__Set problem__: Return all lines that include the string "oraz".

▼

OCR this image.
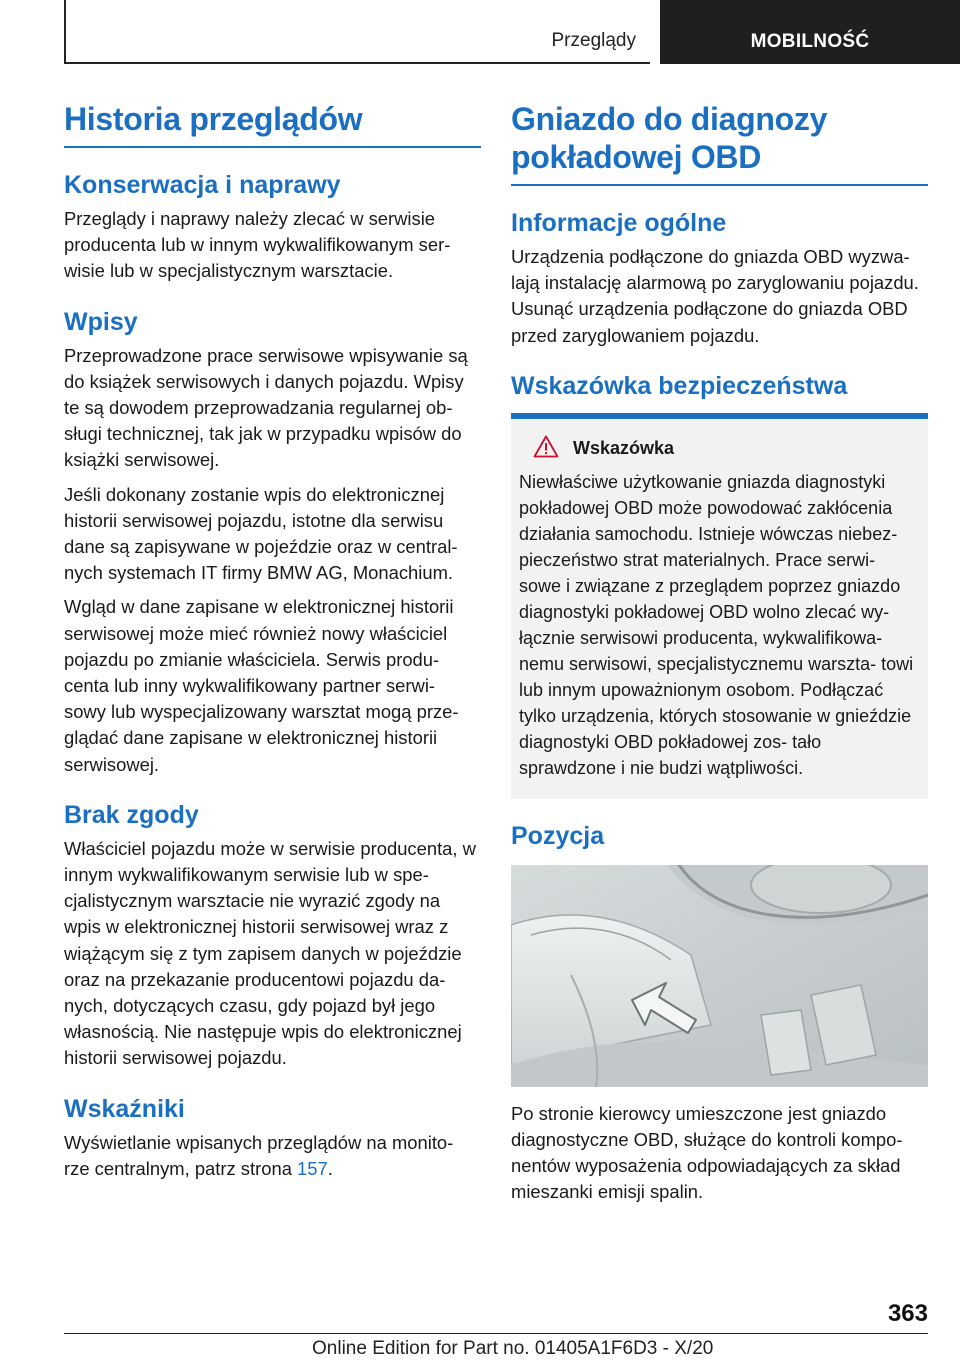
Przeglądy	MOBILNOŚĆ
Historia przeglądów
Konserwacja i naprawy

Przeglądy i naprawy należy zlecać w serwisie producenta lub w innym wykwalifikowanym ser‐ wisie lub w specjalistycznym warsztacie.

Wpisy

Przeprowadzone prace serwisowe wpisywanie są do książek serwisowych i danych pojazdu. Wpisy te są dowodem przeprowadzania regularnej ob‐ sługi technicznej, tak jak w przypadku wpisów do książki serwisowej.

Jeśli dokonany zostanie wpis do elektronicznej historii serwisowej pojazdu, istotne dla serwisu dane są zapisywane w pojeździe oraz w central‐ nych systemach IT firmy BMW AG, Monachium.

Wgląd w dane zapisane w elektronicznej historii serwisowej może mieć również nowy właściciel pojazdu po zmianie właściciela. Serwis produ‐ centa lub inny wykwalifikowany partner serwi‐ sowy lub wyspecjalizowany warsztat mogą prze‐ glądać dane zapisane w elektronicznej historii serwisowej.

Brak zgody

Właściciel pojazdu może w serwisie producenta, w innym wykwalifikowanym serwisie lub w spe‐ cjalistycznym warsztacie nie wyrazić zgody na wpis w elektronicznej historii serwisowej wraz z wiążącym się z tym zapisem danych w pojeździe oraz na przekazanie producentowi pojazdu da‐ nych, dotyczących czasu, gdy pojazd był jego własnością. Nie następuje wpis do elektronicznej historii serwisowej pojazdu.

Wskaźniki

Wyświetlanie wpisanych przeglądów na monito‐ rze centralnym, patrz strona 157.

Gniazdo do diagnozy pokładowej OBD
Informacje ogólne

Urządzenia podłączone do gniazda OBD wyzwa‐ lają instalację alarmową po zaryglowaniu pojazdu. Usunąć urządzenia podłączone do gniazda OBD przed zaryglowaniem pojazdu.

Wskazówka bezpieczeństwa
Wskazówka

Niewłaściwe użytkowanie gniazda diagnostyki pokładowej OBD może powodować zakłócenia działania samochodu. Istnieje wówczas niebez‐ pieczeństwo strat materialnych. Prace serwi‐ sowe i związane z przeglądem poprzez gniazdo diagnostyki pokładowej OBD wolno zlecać wy‐ łącznie serwisowi producenta, wykwalifikowa‐ nemu serwisowi, specjalistycznemu warszta‐ towi lub innym upoważnionym osobom. Podłączać tylko urządzenia, których stosowanie w gnieździe diagnostyki OBD pokładowej zos‐ tało sprawdzone i nie budzi wątpliwości.

Pozycja

Po stronie kierowcy umieszczone jest gniazdo diagnostyczne OBD, służące do kontroli kompo‐ nentów wyposażenia odpowiadających za skład mieszanki emisji spalin.

363
Online Edition for Part no. 01405A1F6D3 - X/20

▲

__Answer in full__:
Jeśli dokonany zostanie wpis do elektronicznej historii serwisowej pojazdu, istotne dla serwisu dane są zapisywane w pojeździe oraz w central‐ nych systemach IT firmy BMW AG, Monachium.
Właściciel pojazdu może w serwisie producenta, w innym wykwalifikowanym serwisie lub w spe‐ cjalistycznym warsztacie nie wyrazić zgody na wpis w elektronicznej historii serwisowej wraz z wiążącym się z tym zapisem danych w pojeździe oraz na przekazanie producentowi pojazdu da‐ nych, dotyczących czasu, gdy pojazd był jego własnością. Nie następuje wpis do elektronicznej historii serwisowej pojazdu.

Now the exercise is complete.